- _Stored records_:
┌────────

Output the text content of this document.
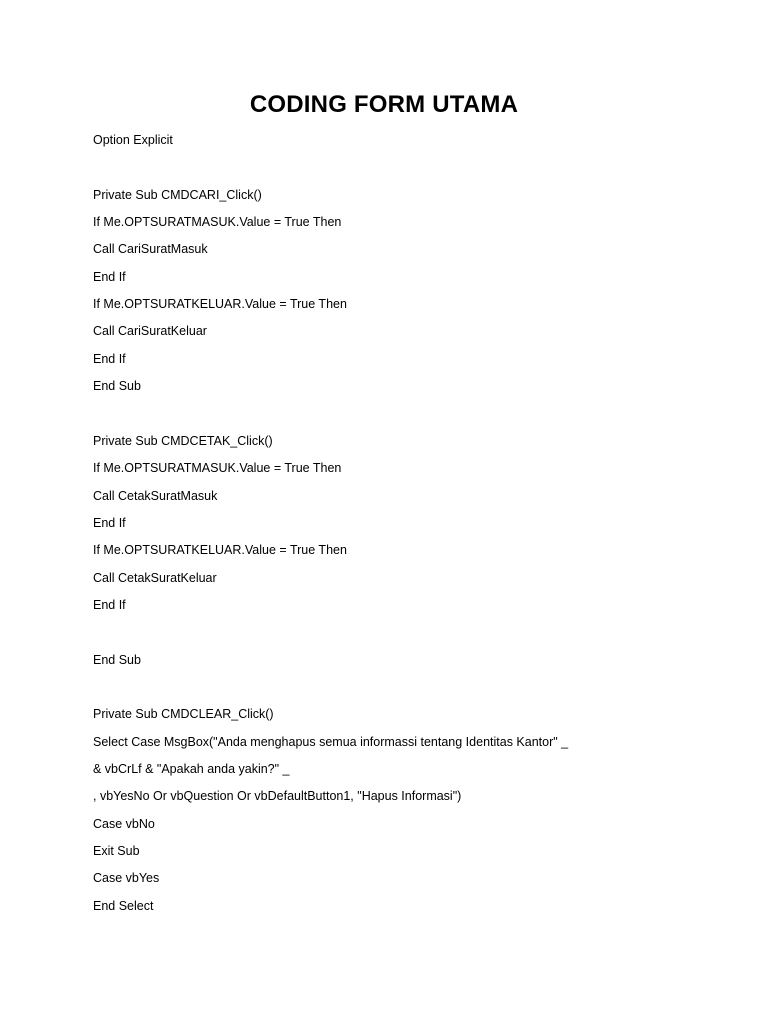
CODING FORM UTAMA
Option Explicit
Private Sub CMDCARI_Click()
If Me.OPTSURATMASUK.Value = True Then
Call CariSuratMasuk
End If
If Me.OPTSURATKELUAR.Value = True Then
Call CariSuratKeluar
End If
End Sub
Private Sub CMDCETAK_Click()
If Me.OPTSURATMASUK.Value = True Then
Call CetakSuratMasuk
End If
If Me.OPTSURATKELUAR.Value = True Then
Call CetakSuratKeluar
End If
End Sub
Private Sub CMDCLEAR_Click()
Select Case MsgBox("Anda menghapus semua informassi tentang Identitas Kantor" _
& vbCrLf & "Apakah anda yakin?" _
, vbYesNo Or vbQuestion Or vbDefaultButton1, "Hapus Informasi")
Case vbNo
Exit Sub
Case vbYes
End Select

└────────
┌────────

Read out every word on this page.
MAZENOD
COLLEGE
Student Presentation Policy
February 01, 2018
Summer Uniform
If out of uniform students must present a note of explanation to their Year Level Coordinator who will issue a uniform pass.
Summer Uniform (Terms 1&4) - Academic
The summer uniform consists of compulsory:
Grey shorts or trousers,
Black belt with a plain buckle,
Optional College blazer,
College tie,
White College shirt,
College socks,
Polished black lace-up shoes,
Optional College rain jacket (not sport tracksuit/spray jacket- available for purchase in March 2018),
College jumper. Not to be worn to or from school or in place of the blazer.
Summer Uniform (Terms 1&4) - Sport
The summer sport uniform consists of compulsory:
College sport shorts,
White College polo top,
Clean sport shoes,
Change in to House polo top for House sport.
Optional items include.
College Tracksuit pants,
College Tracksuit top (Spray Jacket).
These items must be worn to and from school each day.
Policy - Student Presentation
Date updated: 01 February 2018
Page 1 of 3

└────────

- _YOUR TASK_: Write out every line of the listing that holds the word "school".

- _RESULT OF THIS EXERCISE_:
College jumper. Not to be worn to or from school or in place of the blazer.
These items must be worn to and from school each day.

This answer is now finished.